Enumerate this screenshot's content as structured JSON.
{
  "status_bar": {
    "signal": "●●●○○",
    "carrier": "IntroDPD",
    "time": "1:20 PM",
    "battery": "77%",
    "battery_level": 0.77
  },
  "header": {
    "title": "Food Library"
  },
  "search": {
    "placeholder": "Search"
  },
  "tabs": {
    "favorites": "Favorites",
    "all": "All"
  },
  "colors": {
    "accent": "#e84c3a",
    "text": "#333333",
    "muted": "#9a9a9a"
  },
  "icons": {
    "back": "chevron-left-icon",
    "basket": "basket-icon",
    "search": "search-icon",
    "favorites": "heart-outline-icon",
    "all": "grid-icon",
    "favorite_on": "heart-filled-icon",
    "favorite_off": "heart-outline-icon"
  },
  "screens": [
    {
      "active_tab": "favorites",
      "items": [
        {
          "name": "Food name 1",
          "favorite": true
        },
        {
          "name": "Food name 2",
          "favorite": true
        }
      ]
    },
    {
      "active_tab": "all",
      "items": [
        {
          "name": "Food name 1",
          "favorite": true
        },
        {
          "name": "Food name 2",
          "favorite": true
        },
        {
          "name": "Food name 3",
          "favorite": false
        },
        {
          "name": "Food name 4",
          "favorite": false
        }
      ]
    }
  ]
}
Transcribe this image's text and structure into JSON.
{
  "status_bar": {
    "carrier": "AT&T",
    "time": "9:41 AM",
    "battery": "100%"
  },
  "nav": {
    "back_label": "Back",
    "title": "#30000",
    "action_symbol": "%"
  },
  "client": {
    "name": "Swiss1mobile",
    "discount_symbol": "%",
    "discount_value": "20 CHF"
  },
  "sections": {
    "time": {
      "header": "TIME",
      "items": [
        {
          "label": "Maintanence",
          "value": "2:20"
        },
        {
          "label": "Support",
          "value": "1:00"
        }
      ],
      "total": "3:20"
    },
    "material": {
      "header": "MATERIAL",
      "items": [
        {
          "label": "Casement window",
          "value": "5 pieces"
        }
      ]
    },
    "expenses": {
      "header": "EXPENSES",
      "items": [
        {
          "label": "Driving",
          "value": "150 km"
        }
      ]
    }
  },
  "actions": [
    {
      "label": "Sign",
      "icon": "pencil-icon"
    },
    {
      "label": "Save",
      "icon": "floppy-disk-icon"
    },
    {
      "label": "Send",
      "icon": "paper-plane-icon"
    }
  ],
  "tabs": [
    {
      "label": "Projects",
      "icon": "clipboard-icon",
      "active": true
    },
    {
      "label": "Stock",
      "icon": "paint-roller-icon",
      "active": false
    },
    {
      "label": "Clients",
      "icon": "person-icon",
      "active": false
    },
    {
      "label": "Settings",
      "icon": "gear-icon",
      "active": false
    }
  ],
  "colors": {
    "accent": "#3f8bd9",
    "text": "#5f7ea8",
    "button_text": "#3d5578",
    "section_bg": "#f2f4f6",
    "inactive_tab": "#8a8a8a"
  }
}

☆ ☆ ☆ ☆

* [THE REQUEST]: Reproduce each line holding the word "outline".

* [SOLVED PROBLEM]:
    "favorites": "heart-outline-icon",
    "favorite_off": "heart-outline-icon"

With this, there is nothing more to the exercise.